▶ [PROVIDED RECORDS]:
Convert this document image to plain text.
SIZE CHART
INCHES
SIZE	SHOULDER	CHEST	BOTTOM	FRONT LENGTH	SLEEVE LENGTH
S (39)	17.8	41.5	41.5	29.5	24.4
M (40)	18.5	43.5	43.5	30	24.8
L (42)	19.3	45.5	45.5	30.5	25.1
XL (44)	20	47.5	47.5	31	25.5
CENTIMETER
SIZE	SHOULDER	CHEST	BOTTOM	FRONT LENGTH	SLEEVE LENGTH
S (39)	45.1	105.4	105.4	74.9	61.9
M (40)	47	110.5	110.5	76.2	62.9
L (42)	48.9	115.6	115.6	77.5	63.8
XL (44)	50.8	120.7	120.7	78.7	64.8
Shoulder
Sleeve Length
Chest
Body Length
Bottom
---
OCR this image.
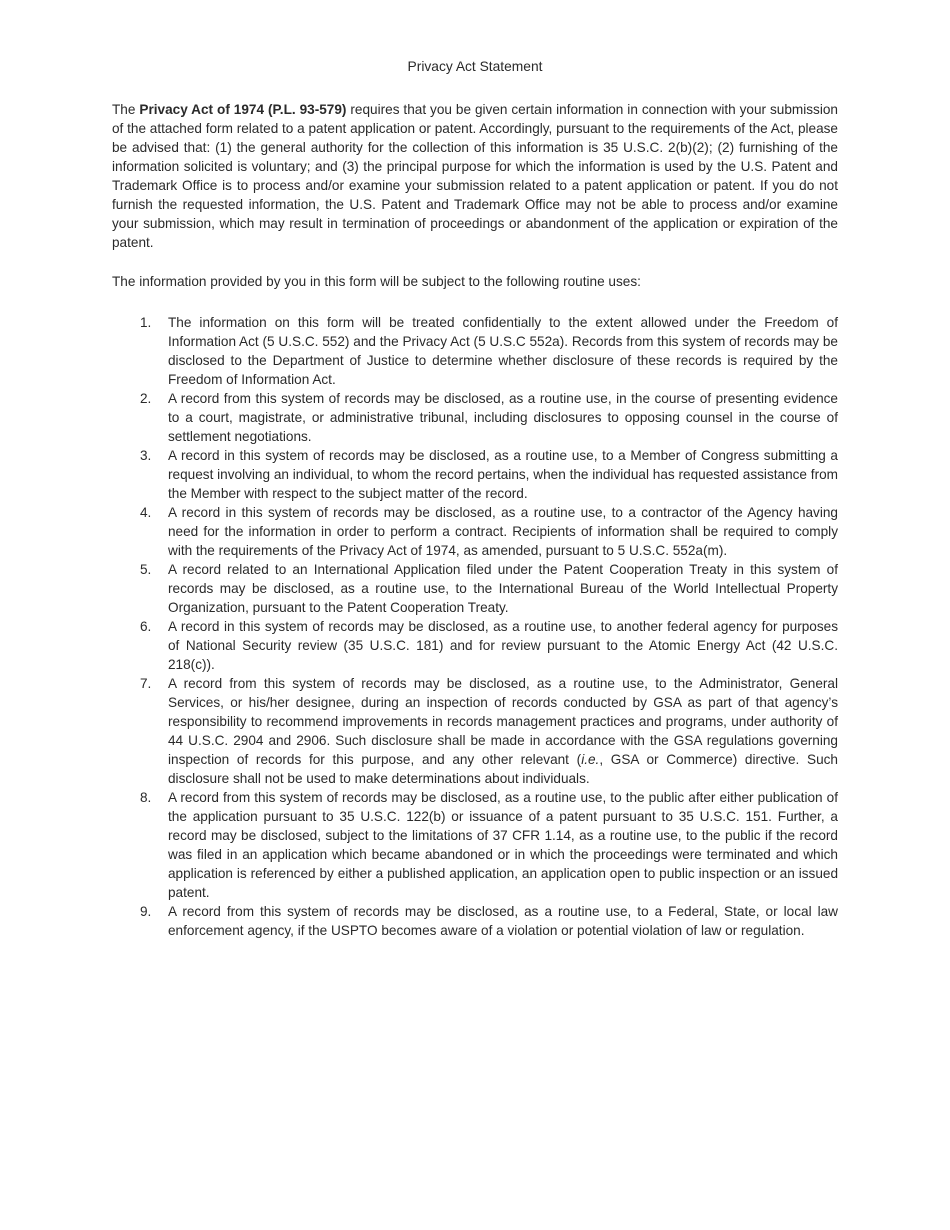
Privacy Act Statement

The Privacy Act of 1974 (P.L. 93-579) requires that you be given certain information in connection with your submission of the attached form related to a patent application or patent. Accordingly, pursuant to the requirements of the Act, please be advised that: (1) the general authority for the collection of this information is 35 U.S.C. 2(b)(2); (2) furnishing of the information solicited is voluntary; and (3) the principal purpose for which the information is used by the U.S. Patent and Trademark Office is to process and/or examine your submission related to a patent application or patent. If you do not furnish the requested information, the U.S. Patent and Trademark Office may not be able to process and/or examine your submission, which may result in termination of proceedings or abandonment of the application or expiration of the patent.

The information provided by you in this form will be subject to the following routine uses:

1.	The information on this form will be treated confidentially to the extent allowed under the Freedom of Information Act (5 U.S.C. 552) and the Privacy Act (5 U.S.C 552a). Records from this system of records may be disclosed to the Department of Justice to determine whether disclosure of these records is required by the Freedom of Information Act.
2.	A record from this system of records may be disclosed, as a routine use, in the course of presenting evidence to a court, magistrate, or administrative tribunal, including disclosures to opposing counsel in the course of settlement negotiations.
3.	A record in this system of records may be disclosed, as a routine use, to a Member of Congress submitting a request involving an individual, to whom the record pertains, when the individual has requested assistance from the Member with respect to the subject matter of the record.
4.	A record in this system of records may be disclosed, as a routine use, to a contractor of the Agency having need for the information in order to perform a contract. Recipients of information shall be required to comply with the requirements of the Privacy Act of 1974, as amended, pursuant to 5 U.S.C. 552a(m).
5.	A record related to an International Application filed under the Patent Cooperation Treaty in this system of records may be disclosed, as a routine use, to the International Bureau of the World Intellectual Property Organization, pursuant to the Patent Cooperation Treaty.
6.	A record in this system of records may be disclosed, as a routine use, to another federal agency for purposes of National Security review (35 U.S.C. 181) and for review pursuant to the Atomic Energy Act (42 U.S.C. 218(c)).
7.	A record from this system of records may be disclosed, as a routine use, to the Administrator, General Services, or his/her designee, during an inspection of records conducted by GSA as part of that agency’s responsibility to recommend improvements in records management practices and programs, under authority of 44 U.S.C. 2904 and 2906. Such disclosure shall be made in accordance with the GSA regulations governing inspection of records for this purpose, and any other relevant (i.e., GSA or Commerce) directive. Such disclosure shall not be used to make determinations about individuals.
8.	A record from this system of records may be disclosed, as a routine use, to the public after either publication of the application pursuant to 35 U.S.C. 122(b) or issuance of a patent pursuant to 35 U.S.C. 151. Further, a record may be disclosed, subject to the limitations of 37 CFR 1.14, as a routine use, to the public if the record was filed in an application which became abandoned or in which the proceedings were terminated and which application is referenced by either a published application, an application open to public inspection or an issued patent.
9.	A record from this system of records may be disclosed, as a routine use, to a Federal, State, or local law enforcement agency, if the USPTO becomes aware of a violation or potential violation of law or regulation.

▶ [EXERCISE GOAL]: Pick out the lines above that hold the string "authority" and show them.

▶ [SOLVED PROBLEM]:
The Privacy Act of 1974 (P.L. 93-579) requires that you be given certain information in connection with your submission of the attached form related to a patent application or patent. Accordingly, pursuant to the requirements of the Act, please be advised that: (1) the general authority for the collection of this information is 35 U.S.C. 2(b)(2); (2) furnishing of the information solicited is voluntary; and (3) the principal purpose for which the information is used by the U.S. Patent and Trademark Office is to process and/or examine your submission related to a patent application or patent. If you do not furnish the requested information, the U.S. Patent and Trademark Office may not be able to process and/or examine your submission, which may result in termination of proceedings or abandonment of the application or expiration of the patent.
7.	A record from this system of records may be disclosed, as a routine use, to the Administrator, General Services, or his/her designee, during an inspection of records conducted by GSA as part of that agency’s responsibility to recommend improvements in records management practices and programs, under authority of 44 U.S.C. 2904 and 2906. Such disclosure shall be made in accordance with the GSA regulations governing inspection of records for this purpose, and any other relevant (i.e., GSA or Commerce) directive. Such disclosure shall not be used to make determinations about individuals.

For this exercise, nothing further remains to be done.